» **TAREFA PROPOSTA A**: Edite as linhas de dados que vêm depois do texto. Reescreva as linhas começando pela que contém "item-number: ३) — [28, 792, 41, 807]" e parando depois da que contém "intro-line: नेपालका ४", com "text-line" trocado por "linha-texto" e todo o resto sem alteração.

» **BLOCO DE TEXTO**:
● ● ● ●
Este ano de 2022 talvez fique marcado, entre outras coisas, como o ano em que os shows, espetáculos e festivais dos quais o mundo todo ficou privado por cerca de dois anos, finalmente voltaram a ver a luz do dia. Em alguns casos, mais luz do que em outros, eu diria.

No Coachella Valley Music and Arts Festival ou simplesmente Coachella, que acontece sempre na cidade de Índio, deserto californiano do Colorado, Estados Unidos, luz do dia não é algo escasso, muito pelo contrário. Protetor solar, chapéus e óculos de sol são itens básicos na bagagem de quem se lança pra lá. Ciente disso, nosso intrépido time de duas pessoas, formado por este que vos escreve mais seu irmão e parceiro criativo, recém saídos da cobertura do Festival South by Southwest, no Texas, seguiu para a costa oeste dos Estados Unidos para essa outra aventura, e aqui vai uma tentativa de um relatório sucinto da experiência.
● ● ● ●
» **LINHAS FORNECIDAS**:

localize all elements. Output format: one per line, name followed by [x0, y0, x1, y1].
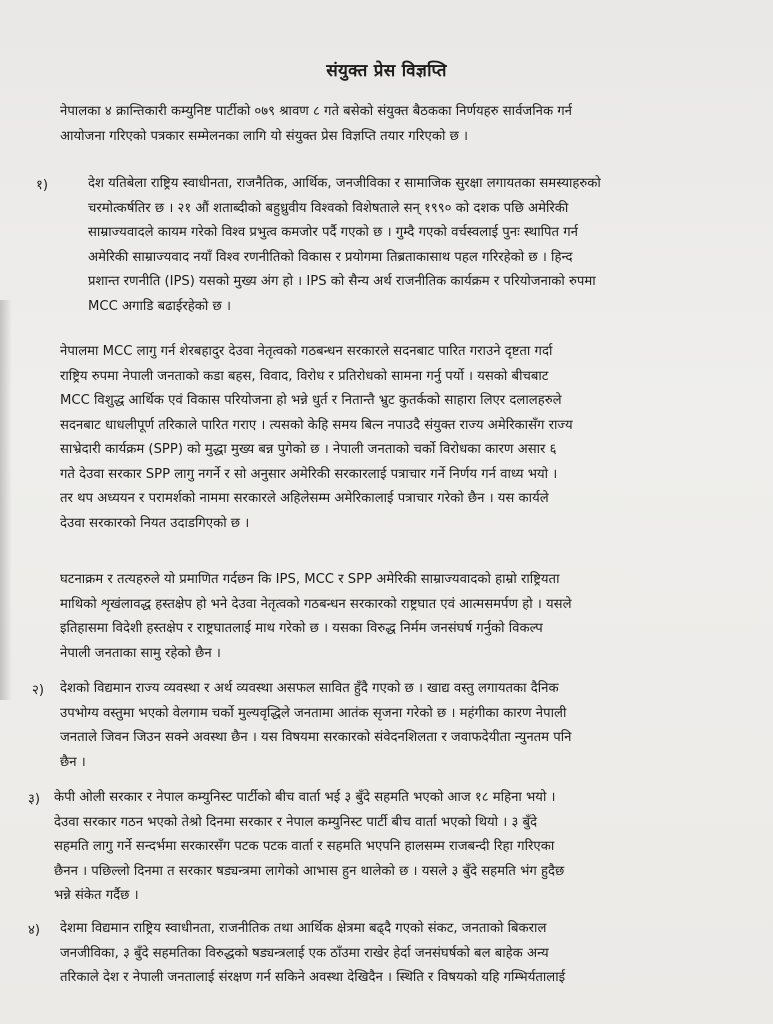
item-number: ३) — [28, 792, 41, 807]
text-line: भन्ने संकेत गर्दैछ । — [54, 888, 139, 903]
document-title: संयुक्त प्रेस विज्ञप्ति — [326, 61, 447, 81]
item-number: १) — [36, 178, 49, 193]
text-line: देशको विद्यमान राज्य व्यवस्था र अर्थ व्यवस्था असफल सावित हुँदै गएको छ । खाद्य वस्तु लगायतका दैनिक — [60, 681, 559, 696]
text-line: MCC अगाडि बढाईरहेको छ । — [88, 298, 231, 314]
text-line: साभ्रेदारी कार्यक्रम (SPP) को मुद्धा मुख्य बन्न पुगेको छ । नेपाली जनताको चर्को विरोधका कारण असार ६ — [60, 442, 557, 457]
text-line: देश यतिबेला राष्ट्रिय स्वाधीनता, राजनैतिक, आर्थिक, जनजीविका र सामाजिक सुरक्षा लगायतका समस्याहरुको — [88, 176, 601, 191]
text-line: माथिको शृखंलावद्ध हस्तक्षेप हो भने देउवा नेतृत्वको गठबन्धन सरकारको राष्ट्रघात एवं आत्मसमर्पण हो । यसले — [60, 596, 572, 612]
text-line: छैनन । पछिल्लो दिनमा त सरकार षड्यन्त्रमा लागेको आभास हुन थालेको छ । यसले ३ बुँदे सहमति भंग हुदैछ — [54, 863, 565, 879]
text-line: चरमोत्कर्षतिर छ । २१ औं शताब्दीको बहुध्रुवीय विश्वको विशेषताले सन् १९९० को दशक पछि अमेरिकी — [88, 200, 569, 216]
text-line: नेपालमा MCC लागु गर्न शेरबहादुर देउवा नेतृत्वको गठबन्धन सरकारले सदनबाट पारित गराउने दृष्टता गर्दा — [60, 344, 553, 359]
item-number: ४) — [28, 923, 41, 938]
item-4-para — [60, 917, 750, 991]
item-1-para-1 — [88, 172, 748, 319]
text-line: इतिहासमा विदेशी हस्तक्षेप र राष्ट्रघातलाई माथ गरेको छ । यसका विरुद्ध निर्मम जनसंघर्ष गर्नुको विकल्प — [60, 621, 543, 636]
item-3-para — [54, 786, 754, 909]
text-line: उपभोग्य वस्तुमा भएको वेलगाम चर्को मुल्यवृद्धिले जनतामा आतंक सृजना गरेको छ । महंगीका कारण नेपाली — [60, 705, 567, 721]
text-line: छैन । — [60, 754, 86, 770]
intro-line: आयोजना गरिएको पत्रकार सम्मेलनका लागि यो संयुक्त प्रेस विज्ञप्ति तयार गरिएको छ । — [60, 128, 468, 144]
intro-paragraph — [60, 100, 740, 149]
intro-line: नेपालका ४ क्रान्तिकारी कम्युनिष्ट पार्टीको ०७९ श्रावण ८ गते बसेको संयुक्त बैठकका निर्णयहरु सार्वजनिक गर्न — [60, 104, 573, 119]
text-line: अमेरिकी साम्राज्यवाद नयाँ विश्व रणनीतिको विकास र प्रयोगमा तिब्रताकासाथ पहल गरिरहेको छ । हिन्द — [88, 249, 573, 265]
text-line: तर थप अध्ययन र परामर्शको नाममा सरकारले अहिलेसम्म अमेरिकालाई पत्राचार गरेको छैन । यस कार्यले — [60, 491, 549, 506]
item-2-para — [60, 677, 750, 775]
text-line: सहमति लागु गर्ने सन्दर्भमा सरकारसँग पटक पटक वार्ता र सहमति भएपनि हालसम्म राजबन्दी रिहा गरिएका — [54, 839, 555, 854]
text-line: घटनाक्रम र तत्यहरुले यो प्रमाणित गर्दछन कि IPS, MCC र SPP अमेरिकी साम्राज्यवादको हाम्रो राष्ट्रियता — [60, 572, 560, 587]
item-1-para-2 — [60, 340, 750, 536]
text-line: साम्राज्यवादले कायम गरेको विश्व प्रभुत्व कमजोर पर्दै गएको छ । गुम्दै गएको वर्चस्वलाई पुनः स्थापित गर्न — [88, 225, 579, 240]
text-line: सदनबाट धाधलीपूर्ण तरिकाले पारित गराए । त्यसको केहि समय बित्न नपाउदै संयुक्त राज्य अमेरिकासँग राज्य — [60, 417, 573, 433]
text-line: जनजीविका, ३ बुँदे सहमतिका विरुद्धको षड्यन्त्रलाई एक ठाँउमा राखेर हेर्दा जनसंघर्षको बल बाहेक अन्य — [60, 945, 549, 961]
page-shadow — [0, 300, 12, 700]
text-line: देउवा सरकारको नियत उदाडगिएको छ । — [60, 515, 250, 531]
text-line: तरिकाले देश र नेपाली जनतालाई संरक्षण गर्न सकिने अवस्था देखिदैन । स्थिति र विषयको यहि गम्भिर्यतालाई — [60, 970, 566, 985]
text-line: राष्ट्रिय रुपमा नेपाली जनताको कडा बहस, विवाद, विरोध र प्रतिरोधको सामना गर्नु पर्यो । यसको बीचबाट — [60, 368, 549, 384]
text-line: प्रशान्त रणनीति (IPS) यसको मुख्य अंग हो । IPS को सैन्य अर्थ राजनीतिक कार्यक्रम र परियोजनाको रुपमा — [88, 274, 596, 289]
text-line: गते देउवा सरकार SPP लागु नगर्ने र सो अनुसार अमेरिकी सरकारलाई पत्राचार गर्ने निर्णय गर्न वाध्य भयो । — [60, 466, 558, 482]
text-line: देशमा विद्यमान राष्ट्रिय स्वाधीनता, राजनीतिक तथा आर्थिक क्षेत्रमा बढ्दै गएको संकट, जनताको बिकराल — [60, 921, 547, 936]
text-line: देउवा सरकार गठन भएको तेश्रो दिनमा सरकार र नेपाल कम्युनिस्ट पार्टी बीच वार्ता भएको थियो । ३ बुँदे — [54, 814, 538, 830]
text-line: जनताले जिवन जिउन सक्ने अवस्था छैन । यस विषयमा सरकारको संवेदनशिलता र जवाफदेयीता न्युनतम पनि — [60, 730, 572, 745]
text-line: केपी ओली सरकार र नेपाल कम्युनिस्ट पार्टीको बीच वार्ता भई ३ बुँदे सहमति भएको आज १८ महिना भयो । — [54, 790, 556, 805]
text-line: नेपाली जनताका सामु रहेको छैन । — [60, 645, 221, 661]
item-number: २) — [32, 683, 45, 698]
item-1-para-3 — [60, 568, 750, 666]
text-line: MCC विशुद्ध आर्थिक एवं विकास परियोजना हो भन्ने धुर्त र नितान्तै भ्रुट कुतर्कको साहारा लिएर दलालहरुले — [60, 393, 562, 408]
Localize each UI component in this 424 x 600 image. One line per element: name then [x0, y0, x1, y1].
● ● ● ●
» **TAREFA PROPOSTA B**: Retome o relato sobre a ida ao Coachella a partir do ponto em que ele para.

» **RESULTADO A**:
item-number: ३) — [28, 792, 41, 807]
linha-texto: भन्ने संकेत गर्दैछ । — [54, 888, 139, 903]
document-title: संयुक्त प्रेस विज्ञप्ति — [326, 61, 447, 81]
item-number: १) — [36, 178, 49, 193]
linha-texto: देशको विद्यमान राज्य व्यवस्था र अर्थ व्यवस्था असफल सावित हुँदै गएको छ । खाद्य वस्तु लगायतका दैनिक — [60, 681, 559, 696]
linha-texto: MCC अगाडि बढाईरहेको छ । — [88, 298, 231, 314]
linha-texto: साभ्रेदारी कार्यक्रम (SPP) को मुद्धा मुख्य बन्न पुगेको छ । नेपाली जनताको चर्को विरोधका कारण असार ६ — [60, 442, 557, 457]
linha-texto: देश यतिबेला राष्ट्रिय स्वाधीनता, राजनैतिक, आर्थिक, जनजीविका र सामाजिक सुरक्षा लगायतका समस्याहरुको — [88, 176, 601, 191]
linha-texto: माथिको शृखंलावद्ध हस्तक्षेप हो भने देउवा नेतृत्वको गठबन्धन सरकारको राष्ट्रघात एवं आत्मसमर्पण हो । यसले — [60, 596, 572, 612]
linha-texto: छैनन । पछिल्लो दिनमा त सरकार षड्यन्त्रमा लागेको आभास हुन थालेको छ । यसले ३ बुँदे सहमति भंग हुदैछ — [54, 863, 565, 879]
linha-texto: चरमोत्कर्षतिर छ । २१ औं शताब्दीको बहुध्रुवीय विश्वको विशेषताले सन् १९९० को दशक पछि अमेरिकी — [88, 200, 569, 216]
linha-texto: नेपालमा MCC लागु गर्न शेरबहादुर देउवा नेतृत्वको गठबन्धन सरकारले सदनबाट पारित गराउने दृष्टता गर्दा — [60, 344, 553, 359]
item-number: ४) — [28, 923, 41, 938]
item-4-para — [60, 917, 750, 991]
item-1-para-1 — [88, 172, 748, 319]
linha-texto: इतिहासमा विदेशी हस्तक्षेप र राष्ट्रघातलाई माथ गरेको छ । यसका विरुद्ध निर्मम जनसंघर्ष गर्नुको विकल्प — [60, 621, 543, 636]
item-3-para — [54, 786, 754, 909]
linha-texto: उपभोग्य वस्तुमा भएको वेलगाम चर्को मुल्यवृद्धिले जनतामा आतंक सृजना गरेको छ । महंगीका कारण नेपाली — [60, 705, 567, 721]
linha-texto: छैन । — [60, 754, 86, 770]
intro-line: आयोजना गरिएको पत्रकार सम्मेलनका लागि यो संयुक्त प्रेस विज्ञप्ति तयार गरिएको छ । — [60, 128, 468, 144]
intro-paragraph — [60, 100, 740, 149]
intro-line: नेपालका ४ क्रान्तिकारी कम्युनिष्ट पार्टीको ०७९ श्रावण ८ गते बसेको संयुक्त बैठकका निर्णयहरु सार्वजनिक गर्न — [60, 104, 573, 119]

» **RESULTADO B**:
É sexta-feira, dia 22 de abril de 2022. Acabamos de largar nossas coisas no trailer que alugamos para ser nossa casa por três dias no deserto do Colorado, montamos nas bicicletas de passeio com cestinha e freio no pedal que alugamos para serem nossa condução e agora estamos a caminho do Festival que inicia seu segundo fim-de-semana de atividades. Chegaremos atrasados dentro do que tínhamos planejado pois o carro no qual conseguimos dois assentos vindo de Los Angeles demorou consideravelmente pra nos pegar e depois nos deixou na mão outra vez na operação que tivemos que fazer pra buscar nossas credenciais. Nossa motorista, Molly (e aqui não tem nenhuma mensagem oculta sobre ecstasy, que o povo também chama de Molly, o nome da motorista era esse mesmo), bem, nossa motorista parecia gente boa e fez um preço bom, mas cometeu algumas gafes que nos atrasaram. Sem entrar em muitos detalhes, em um certo momento achamos que a Molly tinha roubado nossas coisas e quando descobrimos que esse não era o caso, ficamos até felizes de vê-la de novo e acabamos perdoando os atrasos.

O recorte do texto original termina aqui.